* begin Listed records *

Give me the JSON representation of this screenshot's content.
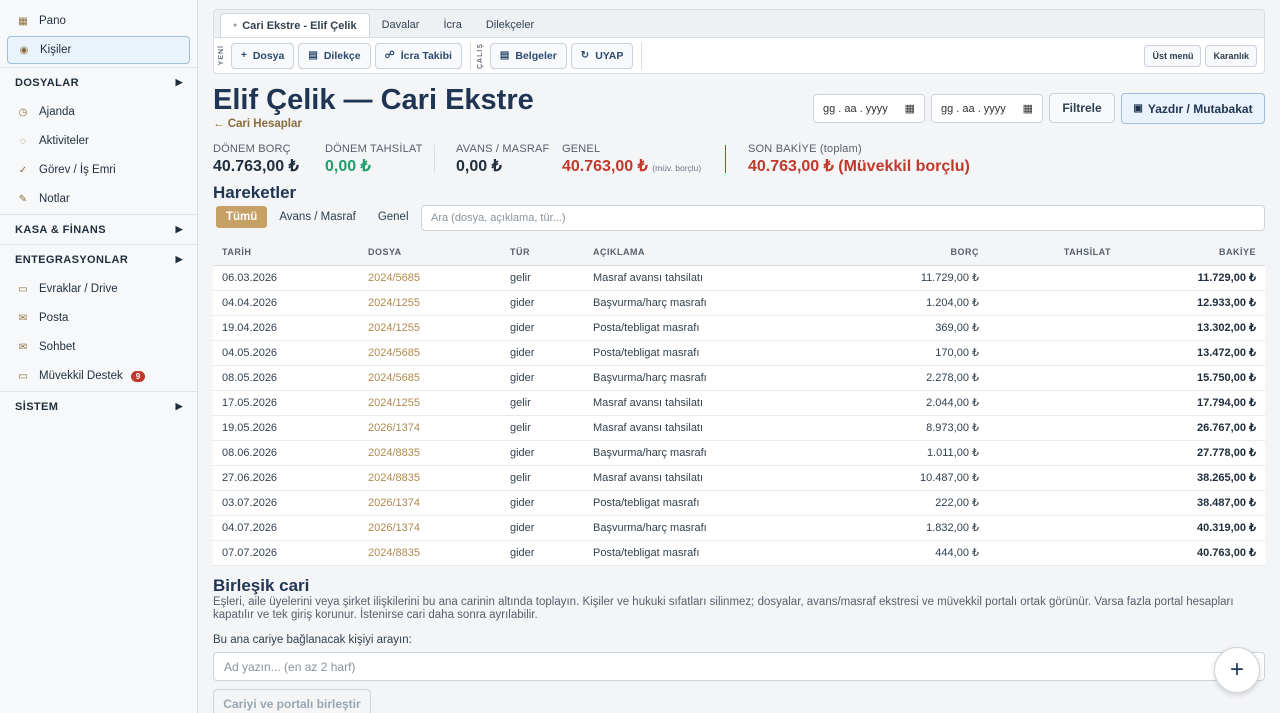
{
  "sidebar": {
    "items_top": [
      {
        "label": "Pano",
        "icon": "dashboard-icon",
        "glyph": "▦"
      },
      {
        "label": "Kişiler",
        "icon": "people-icon",
        "glyph": "◉"
      }
    ],
    "sec_dosyalar": "DOSYALAR",
    "items_dosyalar": [
      {
        "label": "Ajanda",
        "icon": "agenda-icon",
        "glyph": "◷"
      },
      {
        "label": "Aktiviteler",
        "icon": "activity-icon",
        "glyph": "◌"
      },
      {
        "label": "Görev / İş Emri",
        "icon": "check-icon",
        "glyph": "✓"
      },
      {
        "label": "Notlar",
        "icon": "pen-icon",
        "glyph": "✎"
      }
    ],
    "sec_kasa": "KASA & FİNANS",
    "sec_entegrasyon": "ENTEGRASYONLAR",
    "items_entegrasyon": [
      {
        "label": "Evraklar / Drive",
        "icon": "folder-icon",
        "glyph": "▭"
      },
      {
        "label": "Posta",
        "icon": "mail-icon",
        "glyph": "✉"
      },
      {
        "label": "Sohbet",
        "icon": "chat-icon",
        "glyph": "✉"
      },
      {
        "label": "Müvekkil Destek",
        "icon": "support-icon",
        "glyph": "▭"
      }
    ],
    "support_badge": "9",
    "sec_sistem": "SİSTEM",
    "arrow": "▶"
  },
  "tabs": {
    "active": "Cari Ekstre - Elif Çelik",
    "items": [
      "Davalar",
      "İcra",
      "Dilekçeler"
    ]
  },
  "toolbar": {
    "new_label": "YENİ",
    "work_label": "ÇALIŞ",
    "dosya": "Dosya",
    "dilekce": "Dilekçe",
    "icra_takibi": "İcra Takibi",
    "belgeler": "Belgeler",
    "uyap": "UYAP",
    "ust_menu": "Üst menü",
    "karanlik": "Karanlık"
  },
  "header": {
    "title": "Elif Çelik — Cari Ekstre",
    "back": "← Cari Hesaplar",
    "date_placeholder": "gg . aa . yyyy",
    "filter": "Filtrele",
    "print": "Yazdır / Mutabakat"
  },
  "stats": {
    "borc_label": "DÖNEM BORÇ",
    "borc_value": "40.763,00 ₺",
    "tahsilat_label": "DÖNEM TAHSİLAT",
    "tahsilat_value": "0,00 ₺",
    "avans_label": "AVANS / MASRAF",
    "avans_value": "0,00 ₺",
    "genel_label": "GENEL",
    "genel_value": "40.763,00 ₺",
    "genel_note": "(müv. borçlu)",
    "son_label": "SON BAKİYE (toplam)",
    "son_value": "40.763,00 ₺ (Müvekkil borçlu)"
  },
  "movements": {
    "title": "Hareketler",
    "filters": [
      "Tümü",
      "Avans / Masraf",
      "Genel"
    ],
    "search_placeholder": "Ara (dosya, açıklama, tür...)",
    "columns": [
      "TARİH",
      "DOSYA",
      "TÜR",
      "AÇIKLAMA",
      "BORÇ",
      "TAHSİLAT",
      "BAKİYE"
    ],
    "rows": [
      [
        "06.03.2026",
        "2024/5685",
        "gelir",
        "Masraf avansı tahsilatı",
        "11.729,00 ₺",
        "",
        "11.729,00 ₺"
      ],
      [
        "04.04.2026",
        "2024/1255",
        "gider",
        "Başvurma/harç masrafı",
        "1.204,00 ₺",
        "",
        "12.933,00 ₺"
      ],
      [
        "19.04.2026",
        "2024/1255",
        "gider",
        "Posta/tebligat masrafı",
        "369,00 ₺",
        "",
        "13.302,00 ₺"
      ],
      [
        "04.05.2026",
        "2024/5685",
        "gider",
        "Posta/tebligat masrafı",
        "170,00 ₺",
        "",
        "13.472,00 ₺"
      ],
      [
        "08.05.2026",
        "2024/5685",
        "gider",
        "Başvurma/harç masrafı",
        "2.278,00 ₺",
        "",
        "15.750,00 ₺"
      ],
      [
        "17.05.2026",
        "2024/1255",
        "gelir",
        "Masraf avansı tahsilatı",
        "2.044,00 ₺",
        "",
        "17.794,00 ₺"
      ],
      [
        "19.05.2026",
        "2026/1374",
        "gelir",
        "Masraf avansı tahsilatı",
        "8.973,00 ₺",
        "",
        "26.767,00 ₺"
      ],
      [
        "08.06.2026",
        "2024/8835",
        "gider",
        "Başvurma/harç masrafı",
        "1.011,00 ₺",
        "",
        "27.778,00 ₺"
      ],
      [
        "27.06.2026",
        "2024/8835",
        "gelir",
        "Masraf avansı tahsilatı",
        "10.487,00 ₺",
        "",
        "38.265,00 ₺"
      ],
      [
        "03.07.2026",
        "2026/1374",
        "gider",
        "Posta/tebligat masrafı",
        "222,00 ₺",
        "",
        "38.487,00 ₺"
      ],
      [
        "04.07.2026",
        "2026/1374",
        "gider",
        "Başvurma/harç masrafı",
        "1.832,00 ₺",
        "",
        "40.319,00 ₺"
      ],
      [
        "07.07.2026",
        "2024/8835",
        "gider",
        "Posta/tebligat masrafı",
        "444,00 ₺",
        "",
        "40.763,00 ₺"
      ]
    ]
  },
  "merge": {
    "title": "Birleşik cari",
    "desc": "Eşleri, aile üyelerini veya şirket ilişkilerini bu ana carinin altında toplayın. Kişiler ve hukuki sıfatları silinmez; dosyalar, avans/masraf ekstresi ve müvekkil portalı ortak görünür. Varsa fazla portal hesapları kapatılır ve tek giriş korunur. İstenirse cari daha sonra ayrılabilir.",
    "search_label": "Bu ana cariye bağlanacak kişiyi arayın:",
    "search_placeholder": "Ad yazın... (en az 2 harf)",
    "button": "Cariyi ve portalı birleştir"
  },
  "fab": "+"
}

* end Listed records *

§ What you will do
A faithful copy of the records above is needed, with the pictures left out.

§ Exercise output
Give me the JSON representation of this screenshot's content.
{
  "sidebar": {
    "items_top": [
      {
        "label": "Pano",
        "icon": "dashboard-icon",
        "glyph": "▦"
      },
      {
        "label": "Kişiler",
        "icon": "people-icon",
        "glyph": "◉"
      }
    ],
    "sec_dosyalar": "DOSYALAR",
    "items_dosyalar": [
      {
        "label": "Ajanda",
        "icon": "agenda-icon",
        "glyph": "◷"
      },
      {
        "label": "Aktiviteler",
        "icon": "activity-icon",
        "glyph": "◌"
      },
      {
        "label": "Görev / İş Emri",
        "icon": "check-icon",
        "glyph": "✓"
      },
      {
        "label": "Notlar",
        "icon": "pen-icon",
        "glyph": "✎"
      }
    ],
    "sec_kasa": "KASA & FİNANS",
    "sec_entegrasyon": "ENTEGRASYONLAR",
    "items_entegrasyon": [
      {
        "label": "Evraklar / Drive",
        "icon": "folder-icon",
        "glyph": "▭"
      },
      {
        "label": "Posta",
        "icon": "mail-icon",
        "glyph": "✉"
      },
      {
        "label": "Sohbet",
        "icon": "chat-icon",
        "glyph": "✉"
      },
      {
        "label": "Müvekkil Destek",
        "icon": "support-icon",
        "glyph": "▭"
      }
    ],
    "support_badge": "9",
    "sec_sistem": "SİSTEM",
    "arrow": "▶"
  },
  "tabs": {
    "active": "Cari Ekstre - Elif Çelik",
    "items": [
      "Davalar",
      "İcra",
      "Dilekçeler"
    ]
  },
  "toolbar": {
    "new_label": "YENİ",
    "work_label": "ÇALIŞ",
    "dosya": "Dosya",
    "dilekce": "Dilekçe",
    "icra_takibi": "İcra Takibi",
    "belgeler": "Belgeler",
    "uyap": "UYAP",
    "ust_menu": "Üst menü",
    "karanlik": "Karanlık"
  },
  "header": {
    "title": "Elif Çelik — Cari Ekstre",
    "back": "← Cari Hesaplar",
    "date_placeholder": "gg . aa . yyyy",
    "filter": "Filtrele",
    "print": "Yazdır / Mutabakat"
  },
  "stats": {
    "borc_label": "DÖNEM BORÇ",
    "borc_value": "40.763,00 ₺",
    "tahsilat_label": "DÖNEM TAHSİLAT",
    "tahsilat_value": "0,00 ₺",
    "avans_label": "AVANS / MASRAF",
    "avans_value": "0,00 ₺",
    "genel_label": "GENEL",
    "genel_value": "40.763,00 ₺",
    "genel_note": "(müv. borçlu)",
    "son_label": "SON BAKİYE (toplam)",
    "son_value": "40.763,00 ₺ (Müvekkil borçlu)"
  },
  "movements": {
    "title": "Hareketler",
    "filters": [
      "Tümü",
      "Avans / Masraf",
      "Genel"
    ],
    "search_placeholder": "Ara (dosya, açıklama, tür...)",
    "columns": [
      "TARİH",
      "DOSYA",
      "TÜR",
      "AÇIKLAMA",
      "BORÇ",
      "TAHSİLAT",
      "BAKİYE"
    ],
    "rows": [
      [
        "06.03.2026",
        "2024/5685",
        "gelir",
        "Masraf avansı tahsilatı",
        "11.729,00 ₺",
        "",
        "11.729,00 ₺"
      ],
      [
        "04.04.2026",
        "2024/1255",
        "gider",
        "Başvurma/harç masrafı",
        "1.204,00 ₺",
        "",
        "12.933,00 ₺"
      ],
      [
        "19.04.2026",
        "2024/1255",
        "gider",
        "Posta/tebligat masrafı",
        "369,00 ₺",
        "",
        "13.302,00 ₺"
      ],
      [
        "04.05.2026",
        "2024/5685",
        "gider",
        "Posta/tebligat masrafı",
        "170,00 ₺",
        "",
        "13.472,00 ₺"
      ],
      [
        "08.05.2026",
        "2024/5685",
        "gider",
        "Başvurma/harç masrafı",
        "2.278,00 ₺",
        "",
        "15.750,00 ₺"
      ],
      [
        "17.05.2026",
        "2024/1255",
        "gelir",
        "Masraf avansı tahsilatı",
        "2.044,00 ₺",
        "",
        "17.794,00 ₺"
      ],
      [
        "19.05.2026",
        "2026/1374",
        "gelir",
        "Masraf avansı tahsilatı",
        "8.973,00 ₺",
        "",
        "26.767,00 ₺"
      ],
      [
        "08.06.2026",
        "2024/8835",
        "gider",
        "Başvurma/harç masrafı",
        "1.011,00 ₺",
        "",
        "27.778,00 ₺"
      ],
      [
        "27.06.2026",
        "2024/8835",
        "gelir",
        "Masraf avansı tahsilatı",
        "10.487,00 ₺",
        "",
        "38.265,00 ₺"
      ],
      [
        "03.07.2026",
        "2026/1374",
        "gider",
        "Posta/tebligat masrafı",
        "222,00 ₺",
        "",
        "38.487,00 ₺"
      ],
      [
        "04.07.2026",
        "2026/1374",
        "gider",
        "Başvurma/harç masrafı",
        "1.832,00 ₺",
        "",
        "40.319,00 ₺"
      ],
      [
        "07.07.2026",
        "2024/8835",
        "gider",
        "Posta/tebligat masrafı",
        "444,00 ₺",
        "",
        "40.763,00 ₺"
      ]
    ]
  },
  "merge": {
    "title": "Birleşik cari",
    "desc": "Eşleri, aile üyelerini veya şirket ilişkilerini bu ana carinin altında toplayın. Kişiler ve hukuki sıfatları silinmez; dosyalar, avans/masraf ekstresi ve müvekkil portalı ortak görünür. Varsa fazla portal hesapları kapatılır ve tek giriş korunur. İstenirse cari daha sonra ayrılabilir.",
    "search_label": "Bu ana cariye bağlanacak kişiyi arayın:",
    "search_placeholder": "Ad yazın... (en az 2 harf)",
    "button": "Cariyi ve portalı birleştir"
  },
  "fab": "+"
}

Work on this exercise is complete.